> **Aim of the exercise**:
Extract every line of the material below and reproduce each one without any change.
>> BEGIN Raw records
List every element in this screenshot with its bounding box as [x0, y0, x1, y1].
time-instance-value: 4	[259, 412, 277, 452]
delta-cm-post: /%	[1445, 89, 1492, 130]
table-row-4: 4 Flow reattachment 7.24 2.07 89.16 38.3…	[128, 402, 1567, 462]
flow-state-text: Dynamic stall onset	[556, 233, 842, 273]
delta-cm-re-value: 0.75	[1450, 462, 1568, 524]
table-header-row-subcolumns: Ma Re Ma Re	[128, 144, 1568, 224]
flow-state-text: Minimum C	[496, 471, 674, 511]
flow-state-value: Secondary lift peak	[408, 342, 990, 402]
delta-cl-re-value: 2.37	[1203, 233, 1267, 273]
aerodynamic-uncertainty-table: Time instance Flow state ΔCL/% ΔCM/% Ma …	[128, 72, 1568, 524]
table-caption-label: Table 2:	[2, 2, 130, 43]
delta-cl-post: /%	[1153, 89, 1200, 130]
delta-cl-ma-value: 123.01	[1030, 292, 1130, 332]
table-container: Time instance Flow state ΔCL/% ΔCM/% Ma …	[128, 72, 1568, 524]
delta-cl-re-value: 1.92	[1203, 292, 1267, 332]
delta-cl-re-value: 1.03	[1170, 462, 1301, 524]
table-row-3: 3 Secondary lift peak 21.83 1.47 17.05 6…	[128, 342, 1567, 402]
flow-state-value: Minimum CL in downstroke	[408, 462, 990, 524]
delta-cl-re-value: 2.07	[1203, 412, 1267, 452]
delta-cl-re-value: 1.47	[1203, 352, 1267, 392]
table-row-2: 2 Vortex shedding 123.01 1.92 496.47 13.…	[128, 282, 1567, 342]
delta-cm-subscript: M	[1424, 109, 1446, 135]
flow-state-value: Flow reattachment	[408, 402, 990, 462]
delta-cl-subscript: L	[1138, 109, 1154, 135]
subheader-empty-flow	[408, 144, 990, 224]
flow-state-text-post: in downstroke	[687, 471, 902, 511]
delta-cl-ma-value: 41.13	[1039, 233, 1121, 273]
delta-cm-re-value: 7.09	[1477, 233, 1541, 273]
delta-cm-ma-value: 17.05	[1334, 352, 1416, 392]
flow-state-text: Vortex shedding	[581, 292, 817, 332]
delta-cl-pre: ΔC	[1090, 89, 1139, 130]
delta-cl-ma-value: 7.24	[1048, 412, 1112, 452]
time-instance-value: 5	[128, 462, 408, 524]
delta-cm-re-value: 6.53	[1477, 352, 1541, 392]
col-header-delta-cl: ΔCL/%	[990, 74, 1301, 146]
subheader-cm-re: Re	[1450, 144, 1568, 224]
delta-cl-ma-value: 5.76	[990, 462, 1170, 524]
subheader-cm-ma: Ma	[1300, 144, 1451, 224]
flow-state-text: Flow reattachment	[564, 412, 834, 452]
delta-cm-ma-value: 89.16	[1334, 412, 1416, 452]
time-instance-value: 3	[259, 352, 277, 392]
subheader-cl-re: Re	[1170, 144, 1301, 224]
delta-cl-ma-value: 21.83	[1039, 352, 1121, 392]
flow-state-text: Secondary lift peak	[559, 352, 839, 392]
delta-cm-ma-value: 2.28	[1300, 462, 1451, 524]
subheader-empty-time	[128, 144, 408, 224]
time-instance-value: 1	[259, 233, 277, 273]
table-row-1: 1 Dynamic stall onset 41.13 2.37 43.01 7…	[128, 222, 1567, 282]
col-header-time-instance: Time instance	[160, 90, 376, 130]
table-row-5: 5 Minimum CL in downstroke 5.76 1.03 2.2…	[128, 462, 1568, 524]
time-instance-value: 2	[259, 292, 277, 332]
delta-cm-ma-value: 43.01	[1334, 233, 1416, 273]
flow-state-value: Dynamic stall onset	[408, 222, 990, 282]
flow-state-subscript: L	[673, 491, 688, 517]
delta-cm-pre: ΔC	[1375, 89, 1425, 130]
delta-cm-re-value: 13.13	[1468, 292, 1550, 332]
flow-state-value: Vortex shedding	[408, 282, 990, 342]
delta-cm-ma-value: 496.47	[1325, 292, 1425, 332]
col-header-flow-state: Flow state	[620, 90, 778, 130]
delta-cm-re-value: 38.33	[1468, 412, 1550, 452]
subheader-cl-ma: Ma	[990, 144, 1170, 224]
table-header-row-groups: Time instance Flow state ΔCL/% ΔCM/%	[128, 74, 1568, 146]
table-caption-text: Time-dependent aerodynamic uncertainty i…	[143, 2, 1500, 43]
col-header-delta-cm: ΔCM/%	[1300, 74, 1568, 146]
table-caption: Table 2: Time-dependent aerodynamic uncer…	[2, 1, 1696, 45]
>> END Raw records
> **Solution**:
List every element in this screenshot with its bounding box as [x0, y0, x1, y1].
time-instance-value: 4	[259, 412, 277, 452]
delta-cm-post: /%	[1445, 89, 1492, 130]
table-row-4: 4 Flow reattachment 7.24 2.07 89.16 38.3…	[128, 402, 1567, 462]
flow-state-text: Dynamic stall onset	[556, 233, 842, 273]
delta-cm-re-value: 0.75	[1450, 462, 1568, 524]
table-header-row-subcolumns: Ma Re Ma Re	[128, 144, 1568, 224]
flow-state-text: Minimum C	[496, 471, 674, 511]
flow-state-value: Secondary lift peak	[408, 342, 990, 402]
delta-cl-re-value: 2.37	[1203, 233, 1267, 273]
aerodynamic-uncertainty-table: Time instance Flow state ΔCL/% ΔCM/% Ma …	[128, 72, 1568, 524]
table-caption-label: Table 2:	[2, 2, 130, 43]
delta-cl-post: /%	[1153, 89, 1200, 130]
delta-cl-ma-value: 123.01	[1030, 292, 1130, 332]
table-container: Time instance Flow state ΔCL/% ΔCM/% Ma …	[128, 72, 1568, 524]
delta-cl-re-value: 1.92	[1203, 292, 1267, 332]
delta-cl-re-value: 1.03	[1170, 462, 1301, 524]
table-row-3: 3 Secondary lift peak 21.83 1.47 17.05 6…	[128, 342, 1567, 402]
flow-state-value: Minimum CL in downstroke	[408, 462, 990, 524]
delta-cl-re-value: 2.07	[1203, 412, 1267, 452]
delta-cl-re-value: 1.47	[1203, 352, 1267, 392]
table-row-2: 2 Vortex shedding 123.01 1.92 496.47 13.…	[128, 282, 1567, 342]
delta-cm-subscript: M	[1424, 109, 1446, 135]
flow-state-value: Flow reattachment	[408, 402, 990, 462]
delta-cl-subscript: L	[1138, 109, 1154, 135]
subheader-empty-flow	[408, 144, 990, 224]
flow-state-text-post: in downstroke	[687, 471, 902, 511]
delta-cl-ma-value: 41.13	[1039, 233, 1121, 273]
delta-cm-re-value: 7.09	[1477, 233, 1541, 273]
delta-cm-ma-value: 17.05	[1334, 352, 1416, 392]
flow-state-text: Vortex shedding	[581, 292, 817, 332]
delta-cl-pre: ΔC	[1090, 89, 1139, 130]
delta-cl-ma-value: 7.24	[1048, 412, 1112, 452]
time-instance-value: 5	[128, 462, 408, 524]
delta-cm-re-value: 6.53	[1477, 352, 1541, 392]
col-header-delta-cl: ΔCL/%	[990, 74, 1301, 146]
subheader-cm-re: Re	[1450, 144, 1568, 224]
delta-cl-ma-value: 5.76	[990, 462, 1170, 524]
subheader-cm-ma: Ma	[1300, 144, 1451, 224]
flow-state-text: Flow reattachment	[564, 412, 834, 452]
delta-cm-ma-value: 89.16	[1334, 412, 1416, 452]
time-instance-value: 3	[259, 352, 277, 392]
subheader-cl-re: Re	[1170, 144, 1301, 224]
delta-cl-ma-value: 21.83	[1039, 352, 1121, 392]
flow-state-text: Secondary lift peak	[559, 352, 839, 392]
delta-cm-ma-value: 2.28	[1300, 462, 1451, 524]
subheader-empty-time	[128, 144, 408, 224]
time-instance-value: 1	[259, 233, 277, 273]
table-row-1: 1 Dynamic stall onset 41.13 2.37 43.01 7…	[128, 222, 1567, 282]
col-header-time-instance: Time instance	[160, 90, 376, 130]
table-row-5: 5 Minimum CL in downstroke 5.76 1.03 2.2…	[128, 462, 1568, 524]
time-instance-value: 2	[259, 292, 277, 332]
delta-cm-ma-value: 43.01	[1334, 233, 1416, 273]
flow-state-value: Dynamic stall onset	[408, 222, 990, 282]
flow-state-subscript: L	[673, 491, 688, 517]
delta-cm-pre: ΔC	[1375, 89, 1425, 130]
delta-cm-re-value: 13.13	[1468, 292, 1550, 332]
flow-state-value: Vortex shedding	[408, 282, 990, 342]
delta-cm-ma-value: 496.47	[1325, 292, 1425, 332]
col-header-flow-state: Flow state	[620, 90, 778, 130]
delta-cm-re-value: 38.33	[1468, 412, 1550, 452]
subheader-cl-ma: Ma	[990, 144, 1170, 224]
table-header-row-groups: Time instance Flow state ΔCL/% ΔCM/%	[128, 74, 1568, 146]
table-caption-text: Time-dependent aerodynamic uncertainty i…	[143, 2, 1500, 43]
col-header-delta-cm: ΔCM/%	[1300, 74, 1568, 146]
table-caption: Table 2: Time-dependent aerodynamic uncer…	[2, 1, 1696, 45]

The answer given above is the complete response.